• Objective: Give a verbatim copy of the lines below, minus the pictures.

Figure record listings
• • •
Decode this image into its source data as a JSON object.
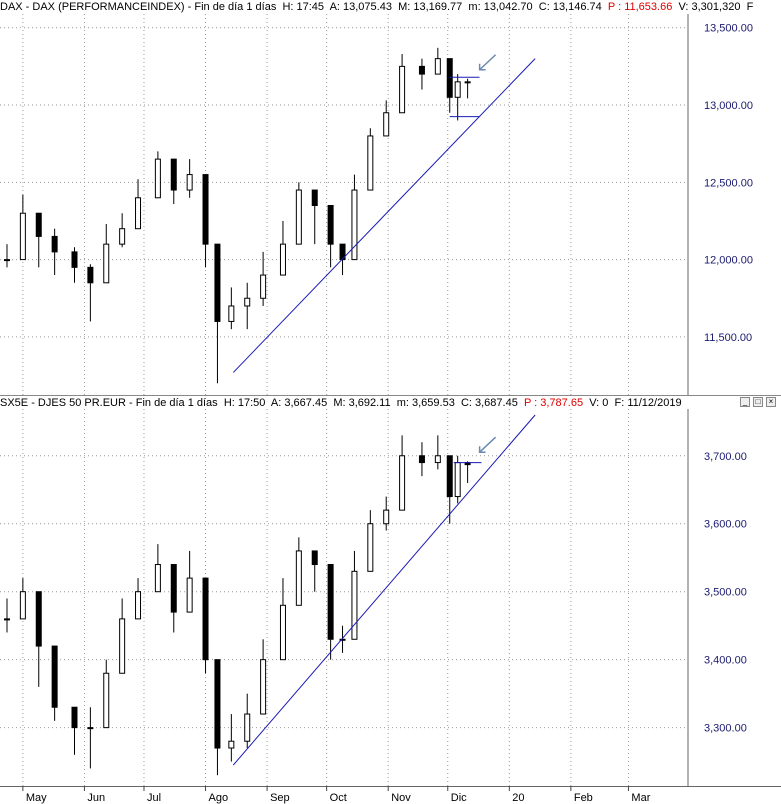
{
  "charts": [
    {
      "header": {
        "symbol": "DAX",
        "name": "DAX (PERFORMANCEINDEX)",
        "interval": "Fin de día 1 días",
        "time": "H: 17:45",
        "open": "A: 13,075.43",
        "high": "M: 13,169.77",
        "low": "m: 13,042.70",
        "close": "C: 13,146.74",
        "p": "P : 11,653.66",
        "v": "V: 3,301,320",
        "f": "F"
      },
      "y_ticks": [
        "11,500.00",
        "12,000.00",
        "12,500.00",
        "13,000.00",
        "13,500.00"
      ]
    },
    {
      "header": {
        "symbol": "SX5E",
        "name": "DJES 50 PR.EUR",
        "interval": "Fin de día 1 días",
        "time": "H: 17:50",
        "open": "A: 3,667.45",
        "high": "M: 3,692.11",
        "low": "m: 3,659.53",
        "close": "C: 3,687.45",
        "p": "P : 3,787.65",
        "v": "V: 0",
        "f": "F: 11/12/2019"
      },
      "y_ticks": [
        "3,300.00",
        "3,400.00",
        "3,500.00",
        "3,600.00",
        "3,700.00"
      ]
    }
  ],
  "x_ticks": [
    "May",
    "Jun",
    "Jul",
    "Ago",
    "Sep",
    "Oct",
    "Nov",
    "Dic",
    "20",
    "Feb",
    "Mar"
  ],
  "colors": {
    "trendline": "#1a1ab8",
    "axis_text": "#1a1a70",
    "grid": "#9a9a9a",
    "candle": "#000000",
    "header_p": "#e00000"
  },
  "chart_data": [
    {
      "type": "candlestick",
      "title": "DAX - DAX (PERFORMANCEINDEX) - Fin de día 1 días",
      "ylim": [
        11150,
        13550
      ],
      "y_ticks": [
        11500,
        12000,
        12500,
        13000,
        13500
      ],
      "grid": true,
      "x": [
        "2019-04-23",
        "2019-05-01",
        "2019-05-09",
        "2019-05-17",
        "2019-05-27",
        "2019-06-04",
        "2019-06-12",
        "2019-06-20",
        "2019-06-28",
        "2019-07-08",
        "2019-07-16",
        "2019-07-24",
        "2019-08-01",
        "2019-08-07",
        "2019-08-14",
        "2019-08-22",
        "2019-08-30",
        "2019-09-09",
        "2019-09-17",
        "2019-09-25",
        "2019-10-03",
        "2019-10-09",
        "2019-10-15",
        "2019-10-23",
        "2019-10-31",
        "2019-11-08",
        "2019-11-18",
        "2019-11-26",
        "2019-12-02",
        "2019-12-06",
        "2019-12-11"
      ],
      "close": [
        12000,
        12300,
        12150,
        12050,
        11950,
        11850,
        12100,
        12200,
        12400,
        12650,
        12450,
        12550,
        12100,
        11600,
        11700,
        11750,
        11900,
        12100,
        12450,
        12350,
        12100,
        12000,
        12450,
        12800,
        12950,
        13250,
        13200,
        13300,
        13050,
        13150,
        13147
      ],
      "high": [
        12100,
        12420,
        12250,
        12200,
        12080,
        11970,
        12230,
        12300,
        12520,
        12700,
        12560,
        12650,
        12250,
        11900,
        11820,
        11850,
        12050,
        12250,
        12500,
        12450,
        12200,
        12100,
        12550,
        12850,
        13030,
        13330,
        13300,
        13370,
        13180,
        13200,
        13170
      ],
      "low": [
        11950,
        12150,
        11950,
        11900,
        11850,
        11600,
        11950,
        12080,
        12260,
        12500,
        12360,
        12400,
        11950,
        11200,
        11550,
        11550,
        11700,
        11900,
        12300,
        12100,
        11950,
        11900,
        12300,
        12700,
        12850,
        13150,
        13100,
        13200,
        12950,
        12900,
        13043
      ],
      "trendlines": [
        {
          "from": [
            "2019-08-15",
            11270
          ],
          "to": [
            "2020-01-14",
            13300
          ]
        },
        {
          "from": [
            "2019-12-02",
            13180
          ],
          "to": [
            "2019-12-17",
            13180
          ]
        },
        {
          "from": [
            "2019-12-02",
            12925
          ],
          "to": [
            "2019-12-17",
            12925
          ]
        }
      ]
    },
    {
      "type": "candlestick",
      "title": "SX5E - DJES 50 PR.EUR - Fin de día 1 días",
      "ylim": [
        3220,
        3760
      ],
      "y_ticks": [
        3300,
        3400,
        3500,
        3600,
        3700
      ],
      "grid": true,
      "x": [
        "2019-04-23",
        "2019-05-01",
        "2019-05-09",
        "2019-05-17",
        "2019-05-27",
        "2019-06-04",
        "2019-06-12",
        "2019-06-20",
        "2019-06-28",
        "2019-07-08",
        "2019-07-16",
        "2019-07-24",
        "2019-08-01",
        "2019-08-07",
        "2019-08-14",
        "2019-08-22",
        "2019-08-30",
        "2019-09-09",
        "2019-09-17",
        "2019-09-25",
        "2019-10-03",
        "2019-10-09",
        "2019-10-15",
        "2019-10-23",
        "2019-10-31",
        "2019-11-08",
        "2019-11-18",
        "2019-11-26",
        "2019-12-02",
        "2019-12-06",
        "2019-12-11"
      ],
      "close": [
        3460,
        3500,
        3420,
        3330,
        3300,
        3300,
        3380,
        3460,
        3500,
        3540,
        3470,
        3520,
        3400,
        3270,
        3280,
        3320,
        3400,
        3480,
        3560,
        3540,
        3430,
        3430,
        3530,
        3600,
        3620,
        3700,
        3690,
        3700,
        3640,
        3690,
        3687
      ],
      "high": [
        3490,
        3520,
        3440,
        3380,
        3330,
        3330,
        3400,
        3490,
        3520,
        3570,
        3500,
        3560,
        3460,
        3300,
        3320,
        3350,
        3430,
        3520,
        3580,
        3560,
        3450,
        3450,
        3560,
        3620,
        3640,
        3730,
        3720,
        3730,
        3700,
        3700,
        3692
      ],
      "low": [
        3440,
        3460,
        3360,
        3310,
        3260,
        3240,
        3340,
        3440,
        3470,
        3500,
        3440,
        3470,
        3380,
        3230,
        3250,
        3270,
        3350,
        3440,
        3520,
        3500,
        3400,
        3410,
        3510,
        3580,
        3590,
        3680,
        3670,
        3680,
        3600,
        3630,
        3660
      ],
      "trendlines": [
        {
          "from": [
            "2019-08-15",
            3245
          ],
          "to": [
            "2020-01-14",
            3760
          ]
        },
        {
          "from": [
            "2019-12-04",
            3690
          ],
          "to": [
            "2019-12-18",
            3690
          ]
        }
      ]
    }
  ]
}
• • •
• Answer to this exercise:
Decode this image into its source data as a JSON object.
{
  "charts": [
    {
      "header": {
        "symbol": "DAX",
        "name": "DAX (PERFORMANCEINDEX)",
        "interval": "Fin de día 1 días",
        "time": "H: 17:45",
        "open": "A: 13,075.43",
        "high": "M: 13,169.77",
        "low": "m: 13,042.70",
        "close": "C: 13,146.74",
        "p": "P : 11,653.66",
        "v": "V: 3,301,320",
        "f": "F"
      },
      "y_ticks": [
        "11,500.00",
        "12,000.00",
        "12,500.00",
        "13,000.00",
        "13,500.00"
      ]
    },
    {
      "header": {
        "symbol": "SX5E",
        "name": "DJES 50 PR.EUR",
        "interval": "Fin de día 1 días",
        "time": "H: 17:50",
        "open": "A: 3,667.45",
        "high": "M: 3,692.11",
        "low": "m: 3,659.53",
        "close": "C: 3,687.45",
        "p": "P : 3,787.65",
        "v": "V: 0",
        "f": "F: 11/12/2019"
      },
      "y_ticks": [
        "3,300.00",
        "3,400.00",
        "3,500.00",
        "3,600.00",
        "3,700.00"
      ]
    }
  ],
  "x_ticks": [
    "May",
    "Jun",
    "Jul",
    "Ago",
    "Sep",
    "Oct",
    "Nov",
    "Dic",
    "20",
    "Feb",
    "Mar"
  ],
  "colors": {
    "trendline": "#1a1ab8",
    "axis_text": "#1a1a70",
    "grid": "#9a9a9a",
    "candle": "#000000",
    "header_p": "#e00000"
  },
  "chart_data": [
    {
      "type": "candlestick",
      "title": "DAX - DAX (PERFORMANCEINDEX) - Fin de día 1 días",
      "ylim": [
        11150,
        13550
      ],
      "y_ticks": [
        11500,
        12000,
        12500,
        13000,
        13500
      ],
      "grid": true,
      "x": [
        "2019-04-23",
        "2019-05-01",
        "2019-05-09",
        "2019-05-17",
        "2019-05-27",
        "2019-06-04",
        "2019-06-12",
        "2019-06-20",
        "2019-06-28",
        "2019-07-08",
        "2019-07-16",
        "2019-07-24",
        "2019-08-01",
        "2019-08-07",
        "2019-08-14",
        "2019-08-22",
        "2019-08-30",
        "2019-09-09",
        "2019-09-17",
        "2019-09-25",
        "2019-10-03",
        "2019-10-09",
        "2019-10-15",
        "2019-10-23",
        "2019-10-31",
        "2019-11-08",
        "2019-11-18",
        "2019-11-26",
        "2019-12-02",
        "2019-12-06",
        "2019-12-11"
      ],
      "close": [
        12000,
        12300,
        12150,
        12050,
        11950,
        11850,
        12100,
        12200,
        12400,
        12650,
        12450,
        12550,
        12100,
        11600,
        11700,
        11750,
        11900,
        12100,
        12450,
        12350,
        12100,
        12000,
        12450,
        12800,
        12950,
        13250,
        13200,
        13300,
        13050,
        13150,
        13147
      ],
      "high": [
        12100,
        12420,
        12250,
        12200,
        12080,
        11970,
        12230,
        12300,
        12520,
        12700,
        12560,
        12650,
        12250,
        11900,
        11820,
        11850,
        12050,
        12250,
        12500,
        12450,
        12200,
        12100,
        12550,
        12850,
        13030,
        13330,
        13300,
        13370,
        13180,
        13200,
        13170
      ],
      "low": [
        11950,
        12150,
        11950,
        11900,
        11850,
        11600,
        11950,
        12080,
        12260,
        12500,
        12360,
        12400,
        11950,
        11200,
        11550,
        11550,
        11700,
        11900,
        12300,
        12100,
        11950,
        11900,
        12300,
        12700,
        12850,
        13150,
        13100,
        13200,
        12950,
        12900,
        13043
      ],
      "trendlines": [
        {
          "from": [
            "2019-08-15",
            11270
          ],
          "to": [
            "2020-01-14",
            13300
          ]
        },
        {
          "from": [
            "2019-12-02",
            13180
          ],
          "to": [
            "2019-12-17",
            13180
          ]
        },
        {
          "from": [
            "2019-12-02",
            12925
          ],
          "to": [
            "2019-12-17",
            12925
          ]
        }
      ]
    },
    {
      "type": "candlestick",
      "title": "SX5E - DJES 50 PR.EUR - Fin de día 1 días",
      "ylim": [
        3220,
        3760
      ],
      "y_ticks": [
        3300,
        3400,
        3500,
        3600,
        3700
      ],
      "grid": true,
      "x": [
        "2019-04-23",
        "2019-05-01",
        "2019-05-09",
        "2019-05-17",
        "2019-05-27",
        "2019-06-04",
        "2019-06-12",
        "2019-06-20",
        "2019-06-28",
        "2019-07-08",
        "2019-07-16",
        "2019-07-24",
        "2019-08-01",
        "2019-08-07",
        "2019-08-14",
        "2019-08-22",
        "2019-08-30",
        "2019-09-09",
        "2019-09-17",
        "2019-09-25",
        "2019-10-03",
        "2019-10-09",
        "2019-10-15",
        "2019-10-23",
        "2019-10-31",
        "2019-11-08",
        "2019-11-18",
        "2019-11-26",
        "2019-12-02",
        "2019-12-06",
        "2019-12-11"
      ],
      "close": [
        3460,
        3500,
        3420,
        3330,
        3300,
        3300,
        3380,
        3460,
        3500,
        3540,
        3470,
        3520,
        3400,
        3270,
        3280,
        3320,
        3400,
        3480,
        3560,
        3540,
        3430,
        3430,
        3530,
        3600,
        3620,
        3700,
        3690,
        3700,
        3640,
        3690,
        3687
      ],
      "high": [
        3490,
        3520,
        3440,
        3380,
        3330,
        3330,
        3400,
        3490,
        3520,
        3570,
        3500,
        3560,
        3460,
        3300,
        3320,
        3350,
        3430,
        3520,
        3580,
        3560,
        3450,
        3450,
        3560,
        3620,
        3640,
        3730,
        3720,
        3730,
        3700,
        3700,
        3692
      ],
      "low": [
        3440,
        3460,
        3360,
        3310,
        3260,
        3240,
        3340,
        3440,
        3470,
        3500,
        3440,
        3470,
        3380,
        3230,
        3250,
        3270,
        3350,
        3440,
        3520,
        3500,
        3400,
        3410,
        3510,
        3580,
        3590,
        3680,
        3670,
        3680,
        3600,
        3630,
        3660
      ],
      "trendlines": [
        {
          "from": [
            "2019-08-15",
            3245
          ],
          "to": [
            "2020-01-14",
            3760
          ]
        },
        {
          "from": [
            "2019-12-04",
            3690
          ],
          "to": [
            "2019-12-18",
            3690
          ]
        }
      ]
    }
  ]
}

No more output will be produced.